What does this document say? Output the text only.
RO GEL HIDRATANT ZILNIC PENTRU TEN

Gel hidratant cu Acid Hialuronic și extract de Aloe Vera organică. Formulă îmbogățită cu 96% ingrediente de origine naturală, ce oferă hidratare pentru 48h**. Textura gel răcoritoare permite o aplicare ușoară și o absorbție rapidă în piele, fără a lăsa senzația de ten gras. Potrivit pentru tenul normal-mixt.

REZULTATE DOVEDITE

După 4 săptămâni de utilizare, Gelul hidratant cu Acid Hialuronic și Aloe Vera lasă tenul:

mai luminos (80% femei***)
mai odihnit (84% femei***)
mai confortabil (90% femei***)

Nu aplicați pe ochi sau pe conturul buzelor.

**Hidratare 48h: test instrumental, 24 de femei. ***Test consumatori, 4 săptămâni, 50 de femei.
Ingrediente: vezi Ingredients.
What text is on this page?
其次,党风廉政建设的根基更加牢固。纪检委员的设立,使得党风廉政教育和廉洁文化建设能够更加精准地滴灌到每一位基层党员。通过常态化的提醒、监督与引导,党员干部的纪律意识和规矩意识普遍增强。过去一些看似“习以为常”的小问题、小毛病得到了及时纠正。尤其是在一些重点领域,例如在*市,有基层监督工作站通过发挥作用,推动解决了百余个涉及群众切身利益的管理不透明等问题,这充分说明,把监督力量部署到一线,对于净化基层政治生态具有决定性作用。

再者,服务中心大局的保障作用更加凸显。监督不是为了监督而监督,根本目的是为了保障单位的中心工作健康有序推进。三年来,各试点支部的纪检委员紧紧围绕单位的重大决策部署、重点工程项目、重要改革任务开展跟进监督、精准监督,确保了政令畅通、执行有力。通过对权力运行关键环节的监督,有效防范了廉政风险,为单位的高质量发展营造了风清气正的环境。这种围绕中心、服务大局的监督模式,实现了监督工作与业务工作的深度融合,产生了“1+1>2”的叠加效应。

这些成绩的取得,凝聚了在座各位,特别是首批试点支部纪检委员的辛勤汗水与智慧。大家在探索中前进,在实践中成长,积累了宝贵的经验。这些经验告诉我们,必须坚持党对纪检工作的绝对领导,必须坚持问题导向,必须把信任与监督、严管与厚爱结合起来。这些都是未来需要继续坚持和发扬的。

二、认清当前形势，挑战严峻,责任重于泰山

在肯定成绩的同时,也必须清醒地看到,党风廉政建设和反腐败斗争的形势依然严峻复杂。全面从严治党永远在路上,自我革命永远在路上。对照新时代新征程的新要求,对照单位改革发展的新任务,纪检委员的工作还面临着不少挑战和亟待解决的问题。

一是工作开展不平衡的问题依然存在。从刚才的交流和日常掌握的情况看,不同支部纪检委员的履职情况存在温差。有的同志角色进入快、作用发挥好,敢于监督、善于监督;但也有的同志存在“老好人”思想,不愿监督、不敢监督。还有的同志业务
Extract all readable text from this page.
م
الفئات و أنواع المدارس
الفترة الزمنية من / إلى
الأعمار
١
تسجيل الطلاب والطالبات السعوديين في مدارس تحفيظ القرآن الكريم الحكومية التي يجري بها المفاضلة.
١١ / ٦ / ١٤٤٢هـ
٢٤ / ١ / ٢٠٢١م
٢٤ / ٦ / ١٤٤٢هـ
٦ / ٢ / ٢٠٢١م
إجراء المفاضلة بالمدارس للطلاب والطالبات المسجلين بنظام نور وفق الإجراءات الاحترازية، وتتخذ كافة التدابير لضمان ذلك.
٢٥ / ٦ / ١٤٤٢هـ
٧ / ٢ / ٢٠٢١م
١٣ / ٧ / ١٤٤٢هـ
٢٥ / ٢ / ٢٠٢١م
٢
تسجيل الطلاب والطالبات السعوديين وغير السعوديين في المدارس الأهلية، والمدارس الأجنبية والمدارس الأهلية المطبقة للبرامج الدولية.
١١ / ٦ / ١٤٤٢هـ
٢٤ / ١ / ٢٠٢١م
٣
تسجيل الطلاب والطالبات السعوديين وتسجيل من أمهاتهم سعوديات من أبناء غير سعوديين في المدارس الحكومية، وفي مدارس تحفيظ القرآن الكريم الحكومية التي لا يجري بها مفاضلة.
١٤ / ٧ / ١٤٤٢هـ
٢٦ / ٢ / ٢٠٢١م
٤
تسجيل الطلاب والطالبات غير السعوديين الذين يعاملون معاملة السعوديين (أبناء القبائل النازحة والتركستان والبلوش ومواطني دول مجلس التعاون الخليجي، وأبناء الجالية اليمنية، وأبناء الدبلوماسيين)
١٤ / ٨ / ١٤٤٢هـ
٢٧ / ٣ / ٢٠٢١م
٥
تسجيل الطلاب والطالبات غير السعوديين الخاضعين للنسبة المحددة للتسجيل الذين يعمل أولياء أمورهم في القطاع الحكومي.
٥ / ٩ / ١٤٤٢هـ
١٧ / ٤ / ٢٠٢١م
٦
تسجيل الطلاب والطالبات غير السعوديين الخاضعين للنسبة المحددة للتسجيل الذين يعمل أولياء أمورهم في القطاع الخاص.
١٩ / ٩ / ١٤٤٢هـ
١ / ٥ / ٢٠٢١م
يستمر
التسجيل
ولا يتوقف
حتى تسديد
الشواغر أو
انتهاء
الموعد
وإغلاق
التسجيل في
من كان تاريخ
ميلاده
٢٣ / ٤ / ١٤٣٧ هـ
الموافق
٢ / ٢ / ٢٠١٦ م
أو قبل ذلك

#####

Brief:
The full set of records should be duplicated exactly.

Result below:
What does this document say? Output the text only.
RO GEL HIDRATANT ZILNIC PENTRU TEN

Gel hidratant cu Acid Hialuronic și extract de Aloe Vera organică. Formulă îmbogățită cu 96% ingrediente de origine naturală, ce oferă hidratare pentru 48h**. Textura gel răcoritoare permite o aplicare ușoară și o absorbție rapidă în piele, fără a lăsa senzația de ten gras. Potrivit pentru tenul normal-mixt.

REZULTATE DOVEDITE

După 4 săptămâni de utilizare, Gelul hidratant cu Acid Hialuronic și Aloe Vera lasă tenul:

mai luminos (80% femei***)
mai odihnit (84% femei***)
mai confortabil (90% femei***)

Nu aplicați pe ochi sau pe conturul buzelor.

**Hidratare 48h: test instrumental, 24 de femei. ***Test consumatori, 4 săptămâni, 50 de femei.
Ingrediente: vezi Ingredients.
What text is on this page?
其次,党风廉政建设的根基更加牢固。纪检委员的设立,使得党风廉政教育和廉洁文化建设能够更加精准地滴灌到每一位基层党员。通过常态化的提醒、监督与引导,党员干部的纪律意识和规矩意识普遍增强。过去一些看似“习以为常”的小问题、小毛病得到了及时纠正。尤其是在一些重点领域,例如在*市,有基层监督工作站通过发挥作用,推动解决了百余个涉及群众切身利益的管理不透明等问题,这充分说明,把监督力量部署到一线,对于净化基层政治生态具有决定性作用。

再者,服务中心大局的保障作用更加凸显。监督不是为了监督而监督,根本目的是为了保障单位的中心工作健康有序推进。三年来,各试点支部的纪检委员紧紧围绕单位的重大决策部署、重点工程项目、重要改革任务开展跟进监督、精准监督,确保了政令畅通、执行有力。通过对权力运行关键环节的监督,有效防范了廉政风险,为单位的高质量发展营造了风清气正的环境。这种围绕中心、服务大局的监督模式,实现了监督工作与业务工作的深度融合,产生了“1+1>2”的叠加效应。

这些成绩的取得,凝聚了在座各位,特别是首批试点支部纪检委员的辛勤汗水与智慧。大家在探索中前进,在实践中成长,积累了宝贵的经验。这些经验告诉我们,必须坚持党对纪检工作的绝对领导,必须坚持问题导向,必须把信任与监督、严管与厚爱结合起来。这些都是未来需要继续坚持和发扬的。

二、认清当前形势，挑战严峻,责任重于泰山

在肯定成绩的同时,也必须清醒地看到,党风廉政建设和反腐败斗争的形势依然严峻复杂。全面从严治党永远在路上,自我革命永远在路上。对照新时代新征程的新要求,对照单位改革发展的新任务,纪检委员的工作还面临着不少挑战和亟待解决的问题。

一是工作开展不平衡的问题依然存在。从刚才的交流和日常掌握的情况看,不同支部纪检委员的履职情况存在温差。有的同志角色进入快、作用发挥好,敢于监督、善于监督;但也有的同志存在“老好人”思想,不愿监督、不敢监督。还有的同志业务
Extract all readable text from this page.
م
الفئات و أنواع المدارس
الفترة الزمنية من / إلى
الأعمار
١
تسجيل الطلاب والطالبات السعوديين في مدارس تحفيظ القرآن الكريم الحكومية التي يجري بها المفاضلة.
١١ / ٦ / ١٤٤٢هـ
٢٤ / ١ / ٢٠٢١م
٢٤ / ٦ / ١٤٤٢هـ
٦ / ٢ / ٢٠٢١م
إجراء المفاضلة بالمدارس للطلاب والطالبات المسجلين بنظام نور وفق الإجراءات الاحترازية، وتتخذ كافة التدابير لضمان ذلك.
٢٥ / ٦ / ١٤٤٢هـ
٧ / ٢ / ٢٠٢١م
١٣ / ٧ / ١٤٤٢هـ
٢٥ / ٢ / ٢٠٢١م
٢
تسجيل الطلاب والطالبات السعوديين وغير السعوديين في المدارس الأهلية، والمدارس الأجنبية والمدارس الأهلية المطبقة للبرامج الدولية.
١١ / ٦ / ١٤٤٢هـ
٢٤ / ١ / ٢٠٢١م
٣
تسجيل الطلاب والطالبات السعوديين وتسجيل من أمهاتهم سعوديات من أبناء غير سعوديين في المدارس الحكومية، وفي مدارس تحفيظ القرآن الكريم الحكومية التي لا يجري بها مفاضلة.
١٤ / ٧ / ١٤٤٢هـ
٢٦ / ٢ / ٢٠٢١م
٤
تسجيل الطلاب والطالبات غير السعوديين الذين يعاملون معاملة السعوديين (أبناء القبائل النازحة والتركستان والبلوش ومواطني دول مجلس التعاون الخليجي، وأبناء الجالية اليمنية، وأبناء الدبلوماسيين)
١٤ / ٨ / ١٤٤٢هـ
٢٧ / ٣ / ٢٠٢١م
٥
تسجيل الطلاب والطالبات غير السعوديين الخاضعين للنسبة المحددة للتسجيل الذين يعمل أولياء أمورهم في القطاع الحكومي.
٥ / ٩ / ١٤٤٢هـ
١٧ / ٤ / ٢٠٢١م
٦
تسجيل الطلاب والطالبات غير السعوديين الخاضعين للنسبة المحددة للتسجيل الذين يعمل أولياء أمورهم في القطاع الخاص.
١٩ / ٩ / ١٤٤٢هـ
١ / ٥ / ٢٠٢١م
يستمر
التسجيل
ولا يتوقف
حتى تسديد
الشواغر أو
انتهاء
الموعد
وإغلاق
التسجيل في
من كان تاريخ
ميلاده
٢٣ / ٤ / ١٤٣٧ هـ
الموافق
٢ / ٢ / ٢٠١٦ م
أو قبل ذلك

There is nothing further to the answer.